> [REQUIREMENTS] Check every line of the entries for "this", and copy the lines that hold it.

> [Recorded data]

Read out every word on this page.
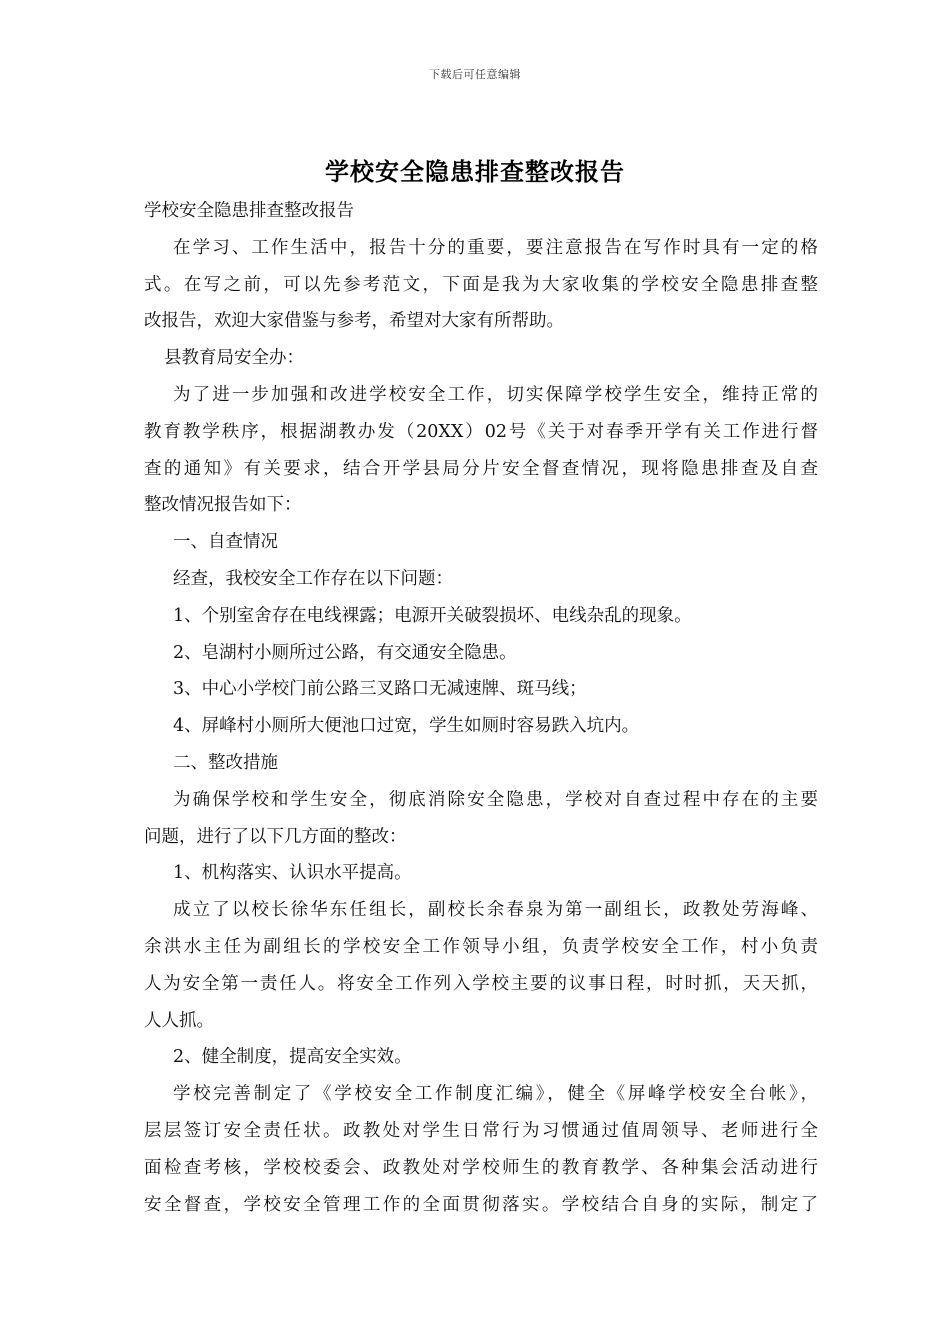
下载后可任意编辑
学校安全隐患排查整改报告
学校安全隐患排查整改报告
在学习、工作生活中，报告十分的重要，要注意报告在写作时具有一定的格
式。在写之前，可以先参考范文，下面是我为大家收集的学校安全隐患排查整
改报告，欢迎大家借鉴与参考，希望对大家有所帮助。
县教育局安全办：
为了进一步加强和改进学校安全工作，切实保障学校学生安全，维持正常的
教育教学秩序，根据湖教办发（20XX）02号《关于对春季开学有关工作进行督
查的通知》有关要求，结合开学县局分片安全督查情况，现将隐患排查及自查
整改情况报告如下：
一、自查情况
经查，我校安全工作存在以下问题：
1、个别室舍存在电线裸露；电源开关破裂损坏、电线杂乱的现象。
2、皂湖村小厕所过公路，有交通安全隐患。
3、中心小学校门前公路三叉路口无减速牌、斑马线；
4、屏峰村小厕所大便池口过宽，学生如厕时容易跌入坑内。
二、整改措施
为确保学校和学生安全，彻底消除安全隐患，学校对自查过程中存在的主要
问题，进行了以下几方面的整改：
1、机构落实、认识水平提高。
成立了以校长徐华东任组长，副校长余春泉为第一副组长，政教处劳海峰、
余洪水主任为副组长的学校安全工作领导小组，负责学校安全工作，村小负责
人为安全第一责任人。将安全工作列入学校主要的议事日程，时时抓，天天抓，
人人抓。
2、健全制度，提高安全实效。
学校完善制定了《学校安全工作制度汇编》，健全《屏峰学校安全台帐》，
层层签订安全责任状。政教处对学生日常行为习惯通过值周领导、老师进行全
面检查考核，学校校委会、政教处对学校师生的教育教学、各种集会活动进行
安全督查，学校安全管理工作的全面贯彻落实。学校结合自身的实际，制定了
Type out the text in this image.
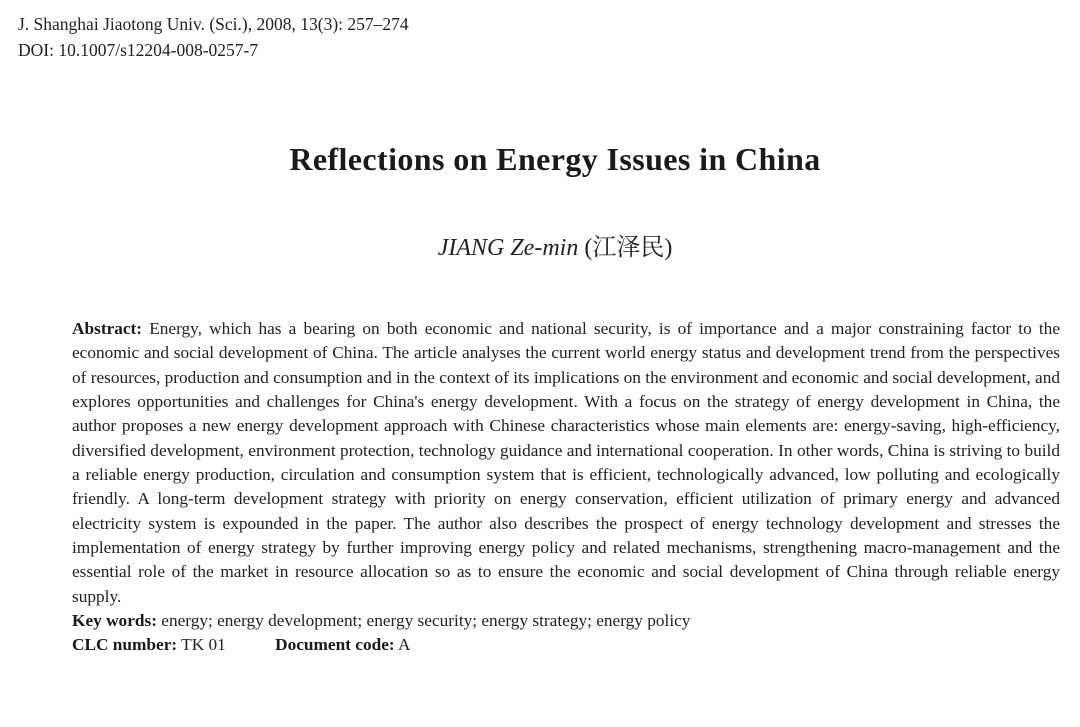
J. Shanghai Jiaotong Univ. (Sci.), 2008, 13(3): 257–274
DOI: 10.1007/s12204-008-0257-7
Reflections on Energy Issues in China
JIANG Ze-min (江泽民)

Abstract: Energy, which has a bearing on both economic and national security, is of importance and a major constraining factor to the economic and social development of China. The article analyses the current world energy status and development trend from the perspectives of resources, production and consumption and in the context of its implications on the environment and economic and social development, and explores opportunities and challenges for China's energy development. With a focus on the strategy of energy development in China, the author proposes a new energy development approach with Chinese characteristics whose main elements are: energy-saving, high-efficiency, diversified development, environment protection, technology guidance and international cooperation. In other words, China is striving to build a reliable energy production, circulation and consumption system that is efficient, technologically advanced, low polluting and ecologically friendly. A long-term development strategy with priority on energy conservation, efficient utilization of primary energy and advanced electricity system is expounded in the paper. The author also describes the prospect of energy technology development and stresses the implementation of energy strategy by further improving energy policy and related mechanisms, strengthening macro-management and the essential role of the market in resource allocation so as to ensure the economic and social development of China through reliable energy supply.

Key words: energy; energy development; energy security; energy strategy; energy policy

CLC number: TK 01	Document code: A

> [THE ANSWER]
Read out every word on this page.
Type out the text in this image.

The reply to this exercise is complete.